EXERCISE BRIEF:
Find the line containing "Read out every word on this page." in the material below; copy that line and all following lines exactly.

[Collected data]
**********
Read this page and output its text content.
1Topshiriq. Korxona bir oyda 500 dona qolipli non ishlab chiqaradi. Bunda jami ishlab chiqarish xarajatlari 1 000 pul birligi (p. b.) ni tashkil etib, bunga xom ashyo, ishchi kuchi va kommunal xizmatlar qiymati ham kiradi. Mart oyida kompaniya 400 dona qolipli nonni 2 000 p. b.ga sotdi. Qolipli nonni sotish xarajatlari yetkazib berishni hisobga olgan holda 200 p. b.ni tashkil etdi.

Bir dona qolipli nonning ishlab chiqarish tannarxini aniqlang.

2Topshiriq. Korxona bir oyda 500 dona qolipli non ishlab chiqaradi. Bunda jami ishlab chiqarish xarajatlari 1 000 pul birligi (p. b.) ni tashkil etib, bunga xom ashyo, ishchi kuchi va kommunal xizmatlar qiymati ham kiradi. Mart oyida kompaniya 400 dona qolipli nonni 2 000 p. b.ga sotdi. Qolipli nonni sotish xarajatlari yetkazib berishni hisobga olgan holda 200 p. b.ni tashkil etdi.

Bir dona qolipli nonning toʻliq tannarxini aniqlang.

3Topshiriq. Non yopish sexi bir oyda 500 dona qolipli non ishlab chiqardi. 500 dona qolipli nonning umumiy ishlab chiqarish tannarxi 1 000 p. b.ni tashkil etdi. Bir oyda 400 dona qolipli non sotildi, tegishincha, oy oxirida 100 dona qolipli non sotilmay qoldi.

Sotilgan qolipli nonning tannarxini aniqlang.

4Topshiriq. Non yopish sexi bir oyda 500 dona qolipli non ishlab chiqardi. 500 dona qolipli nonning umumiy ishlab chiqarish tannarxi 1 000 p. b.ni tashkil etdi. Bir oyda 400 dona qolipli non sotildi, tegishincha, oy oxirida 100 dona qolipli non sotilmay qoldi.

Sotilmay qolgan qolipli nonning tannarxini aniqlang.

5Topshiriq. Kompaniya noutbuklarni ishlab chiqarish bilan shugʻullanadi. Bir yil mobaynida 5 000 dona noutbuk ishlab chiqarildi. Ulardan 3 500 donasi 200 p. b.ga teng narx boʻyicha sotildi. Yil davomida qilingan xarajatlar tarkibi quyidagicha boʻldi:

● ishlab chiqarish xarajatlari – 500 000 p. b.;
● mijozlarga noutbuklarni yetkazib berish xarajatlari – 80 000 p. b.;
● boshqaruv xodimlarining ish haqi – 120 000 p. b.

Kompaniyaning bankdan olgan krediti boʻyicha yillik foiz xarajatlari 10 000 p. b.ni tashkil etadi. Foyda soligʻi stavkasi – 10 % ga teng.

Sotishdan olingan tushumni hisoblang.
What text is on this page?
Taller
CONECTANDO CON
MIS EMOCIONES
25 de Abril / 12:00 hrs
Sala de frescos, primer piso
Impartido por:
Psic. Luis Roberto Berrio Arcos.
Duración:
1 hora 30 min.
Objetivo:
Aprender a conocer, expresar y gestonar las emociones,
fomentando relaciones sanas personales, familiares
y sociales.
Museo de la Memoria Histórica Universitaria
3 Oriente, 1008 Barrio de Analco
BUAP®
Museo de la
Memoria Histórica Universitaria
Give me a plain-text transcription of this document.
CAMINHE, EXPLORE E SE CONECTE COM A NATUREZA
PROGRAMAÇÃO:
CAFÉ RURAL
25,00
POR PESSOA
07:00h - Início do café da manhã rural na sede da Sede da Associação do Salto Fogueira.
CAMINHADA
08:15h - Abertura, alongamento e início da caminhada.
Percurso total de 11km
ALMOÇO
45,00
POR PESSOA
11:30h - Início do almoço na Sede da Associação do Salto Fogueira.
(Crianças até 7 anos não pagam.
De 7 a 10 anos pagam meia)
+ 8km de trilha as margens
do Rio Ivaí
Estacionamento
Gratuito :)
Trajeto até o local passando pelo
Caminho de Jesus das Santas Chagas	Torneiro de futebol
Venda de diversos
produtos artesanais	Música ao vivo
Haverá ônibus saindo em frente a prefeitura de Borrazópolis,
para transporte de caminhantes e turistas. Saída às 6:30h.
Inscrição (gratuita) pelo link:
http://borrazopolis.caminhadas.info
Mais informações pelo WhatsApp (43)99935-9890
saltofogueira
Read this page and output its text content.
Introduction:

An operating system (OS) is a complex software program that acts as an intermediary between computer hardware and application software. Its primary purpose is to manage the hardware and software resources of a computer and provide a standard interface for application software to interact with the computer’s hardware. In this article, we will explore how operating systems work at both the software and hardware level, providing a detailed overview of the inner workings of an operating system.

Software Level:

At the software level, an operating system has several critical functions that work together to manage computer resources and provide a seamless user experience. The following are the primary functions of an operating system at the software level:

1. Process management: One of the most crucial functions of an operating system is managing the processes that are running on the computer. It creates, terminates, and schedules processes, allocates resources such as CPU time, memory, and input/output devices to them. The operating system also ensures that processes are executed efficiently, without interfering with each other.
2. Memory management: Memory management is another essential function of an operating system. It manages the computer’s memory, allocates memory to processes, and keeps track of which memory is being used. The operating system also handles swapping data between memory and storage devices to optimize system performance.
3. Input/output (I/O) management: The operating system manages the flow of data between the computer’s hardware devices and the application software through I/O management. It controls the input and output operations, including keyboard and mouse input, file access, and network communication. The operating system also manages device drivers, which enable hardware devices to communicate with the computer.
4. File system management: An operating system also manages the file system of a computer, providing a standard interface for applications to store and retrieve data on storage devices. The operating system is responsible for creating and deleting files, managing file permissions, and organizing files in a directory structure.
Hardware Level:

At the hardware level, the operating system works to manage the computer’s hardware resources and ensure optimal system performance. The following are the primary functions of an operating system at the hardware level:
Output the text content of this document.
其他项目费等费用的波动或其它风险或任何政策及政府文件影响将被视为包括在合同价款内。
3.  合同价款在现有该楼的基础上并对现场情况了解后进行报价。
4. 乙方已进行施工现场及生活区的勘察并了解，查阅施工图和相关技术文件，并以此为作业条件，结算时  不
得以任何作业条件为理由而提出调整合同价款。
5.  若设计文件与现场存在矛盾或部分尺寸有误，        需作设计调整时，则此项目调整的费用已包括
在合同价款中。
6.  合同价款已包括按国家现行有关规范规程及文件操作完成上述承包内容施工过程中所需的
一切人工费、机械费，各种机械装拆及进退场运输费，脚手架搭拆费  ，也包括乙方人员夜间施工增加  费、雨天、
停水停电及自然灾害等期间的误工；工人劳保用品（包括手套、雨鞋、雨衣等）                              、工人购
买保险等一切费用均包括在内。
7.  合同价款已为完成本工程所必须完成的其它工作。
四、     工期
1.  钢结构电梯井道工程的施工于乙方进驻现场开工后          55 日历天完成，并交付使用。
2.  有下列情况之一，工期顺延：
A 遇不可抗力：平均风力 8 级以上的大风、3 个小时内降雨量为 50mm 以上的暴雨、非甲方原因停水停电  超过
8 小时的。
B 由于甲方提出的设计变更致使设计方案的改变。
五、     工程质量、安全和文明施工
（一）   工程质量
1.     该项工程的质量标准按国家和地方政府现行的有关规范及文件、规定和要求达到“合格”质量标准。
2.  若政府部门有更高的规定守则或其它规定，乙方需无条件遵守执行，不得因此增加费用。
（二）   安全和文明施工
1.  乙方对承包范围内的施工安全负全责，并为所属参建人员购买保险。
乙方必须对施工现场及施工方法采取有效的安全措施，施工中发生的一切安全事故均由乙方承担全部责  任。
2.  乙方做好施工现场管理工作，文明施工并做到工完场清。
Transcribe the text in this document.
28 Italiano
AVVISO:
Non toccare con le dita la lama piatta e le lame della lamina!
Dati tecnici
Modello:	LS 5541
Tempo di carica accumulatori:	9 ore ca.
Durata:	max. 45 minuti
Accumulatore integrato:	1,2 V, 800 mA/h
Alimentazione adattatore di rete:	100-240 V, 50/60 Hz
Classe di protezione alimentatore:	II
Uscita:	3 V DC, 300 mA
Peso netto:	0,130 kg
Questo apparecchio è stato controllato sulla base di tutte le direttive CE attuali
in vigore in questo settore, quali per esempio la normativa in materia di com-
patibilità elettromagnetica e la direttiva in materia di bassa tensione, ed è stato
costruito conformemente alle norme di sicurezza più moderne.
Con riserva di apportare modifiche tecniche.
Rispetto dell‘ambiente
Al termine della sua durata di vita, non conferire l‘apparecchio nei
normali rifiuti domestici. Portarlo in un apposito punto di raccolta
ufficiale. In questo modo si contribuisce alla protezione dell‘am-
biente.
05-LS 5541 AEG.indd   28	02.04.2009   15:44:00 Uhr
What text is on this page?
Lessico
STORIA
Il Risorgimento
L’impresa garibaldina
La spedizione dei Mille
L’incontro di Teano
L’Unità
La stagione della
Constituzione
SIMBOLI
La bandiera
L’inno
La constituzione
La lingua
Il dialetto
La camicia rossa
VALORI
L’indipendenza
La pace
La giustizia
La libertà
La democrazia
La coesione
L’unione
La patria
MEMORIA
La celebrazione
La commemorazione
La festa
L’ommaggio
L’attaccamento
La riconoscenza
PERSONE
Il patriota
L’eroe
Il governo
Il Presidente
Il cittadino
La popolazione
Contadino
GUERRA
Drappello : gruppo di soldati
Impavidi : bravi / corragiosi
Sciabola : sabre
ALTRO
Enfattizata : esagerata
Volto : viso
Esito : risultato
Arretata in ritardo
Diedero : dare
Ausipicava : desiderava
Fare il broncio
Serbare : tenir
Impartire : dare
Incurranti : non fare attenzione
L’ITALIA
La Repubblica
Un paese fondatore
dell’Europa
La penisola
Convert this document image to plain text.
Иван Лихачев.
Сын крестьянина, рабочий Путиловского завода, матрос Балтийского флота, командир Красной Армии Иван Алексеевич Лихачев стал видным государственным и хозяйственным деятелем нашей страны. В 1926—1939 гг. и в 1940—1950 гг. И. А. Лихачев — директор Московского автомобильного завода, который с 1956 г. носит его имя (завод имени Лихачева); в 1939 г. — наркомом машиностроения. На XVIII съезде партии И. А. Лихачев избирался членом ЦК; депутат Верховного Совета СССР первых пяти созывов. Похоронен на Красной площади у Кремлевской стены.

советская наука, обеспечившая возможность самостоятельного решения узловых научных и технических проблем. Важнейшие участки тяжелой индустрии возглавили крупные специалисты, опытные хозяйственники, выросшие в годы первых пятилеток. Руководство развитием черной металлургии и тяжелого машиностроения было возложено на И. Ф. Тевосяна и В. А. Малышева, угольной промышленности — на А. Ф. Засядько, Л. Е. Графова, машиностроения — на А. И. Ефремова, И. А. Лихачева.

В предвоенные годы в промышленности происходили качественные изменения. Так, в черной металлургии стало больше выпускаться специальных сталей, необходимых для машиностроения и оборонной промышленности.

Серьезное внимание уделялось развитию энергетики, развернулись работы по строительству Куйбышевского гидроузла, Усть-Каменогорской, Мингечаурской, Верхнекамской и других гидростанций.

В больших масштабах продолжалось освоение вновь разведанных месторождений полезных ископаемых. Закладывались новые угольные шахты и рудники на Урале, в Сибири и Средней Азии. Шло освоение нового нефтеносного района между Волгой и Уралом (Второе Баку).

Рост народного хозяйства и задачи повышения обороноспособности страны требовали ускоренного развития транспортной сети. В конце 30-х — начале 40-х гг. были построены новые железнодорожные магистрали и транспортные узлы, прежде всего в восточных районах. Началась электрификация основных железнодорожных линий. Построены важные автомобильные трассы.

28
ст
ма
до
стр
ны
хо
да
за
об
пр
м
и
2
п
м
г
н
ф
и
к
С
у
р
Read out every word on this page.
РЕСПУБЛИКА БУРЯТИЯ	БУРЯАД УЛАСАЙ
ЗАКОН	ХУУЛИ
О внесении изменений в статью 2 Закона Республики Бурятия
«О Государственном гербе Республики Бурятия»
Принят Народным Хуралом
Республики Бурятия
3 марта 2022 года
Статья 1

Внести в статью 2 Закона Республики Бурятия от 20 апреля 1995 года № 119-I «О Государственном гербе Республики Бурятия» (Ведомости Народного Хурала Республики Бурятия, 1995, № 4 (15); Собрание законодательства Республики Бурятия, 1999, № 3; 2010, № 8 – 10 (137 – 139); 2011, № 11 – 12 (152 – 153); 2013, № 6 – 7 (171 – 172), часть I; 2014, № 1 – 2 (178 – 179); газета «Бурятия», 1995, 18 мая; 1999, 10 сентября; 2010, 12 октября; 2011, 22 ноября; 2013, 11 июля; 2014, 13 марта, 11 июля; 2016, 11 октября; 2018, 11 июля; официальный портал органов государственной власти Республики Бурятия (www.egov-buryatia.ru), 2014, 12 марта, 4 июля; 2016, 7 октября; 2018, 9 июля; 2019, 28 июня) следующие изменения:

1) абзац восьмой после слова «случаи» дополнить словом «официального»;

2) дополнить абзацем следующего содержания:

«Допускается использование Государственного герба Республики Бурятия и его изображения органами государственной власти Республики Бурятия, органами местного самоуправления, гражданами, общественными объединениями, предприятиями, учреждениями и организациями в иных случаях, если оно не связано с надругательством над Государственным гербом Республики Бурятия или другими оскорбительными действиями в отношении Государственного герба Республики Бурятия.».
**********
COMPLETE ANSWER:
Read out every word on this page.
РЕСПУБЛИКА БУРЯТИЯ	БУРЯАД УЛАСАЙ
ЗАКОН	ХУУЛИ
О внесении изменений в статью 2 Закона Республики Бурятия
«О Государственном гербе Республики Бурятия»
Принят Народным Хуралом
Республики Бурятия
3 марта 2022 года
Статья 1

Внести в статью 2 Закона Республики Бурятия от 20 апреля 1995 года № 119-I «О Государственном гербе Республики Бурятия» (Ведомости Народного Хурала Республики Бурятия, 1995, № 4 (15); Собрание законодательства Республики Бурятия, 1999, № 3; 2010, № 8 – 10 (137 – 139); 2011, № 11 – 12 (152 – 153); 2013, № 6 – 7 (171 – 172), часть I; 2014, № 1 – 2 (178 – 179); газета «Бурятия», 1995, 18 мая; 1999, 10 сентября; 2010, 12 октября; 2011, 22 ноября; 2013, 11 июля; 2014, 13 марта, 11 июля; 2016, 11 октября; 2018, 11 июля; официальный портал органов государственной власти Республики Бурятия (www.egov-buryatia.ru), 2014, 12 марта, 4 июля; 2016, 7 октября; 2018, 9 июля; 2019, 28 июня) следующие изменения:

1) абзац восьмой после слова «случаи» дополнить словом «официального»;

2) дополнить абзацем следующего содержания:

«Допускается использование Государственного герба Республики Бурятия и его изображения органами государственной власти Республики Бурятия, органами местного самоуправления, гражданами, общественными объединениями, предприятиями, учреждениями и организациями в иных случаях, если оно не связано с надругательством над Государственным гербом Республики Бурятия или другими оскорбительными действиями в отношении Государственного герба Республики Бурятия.».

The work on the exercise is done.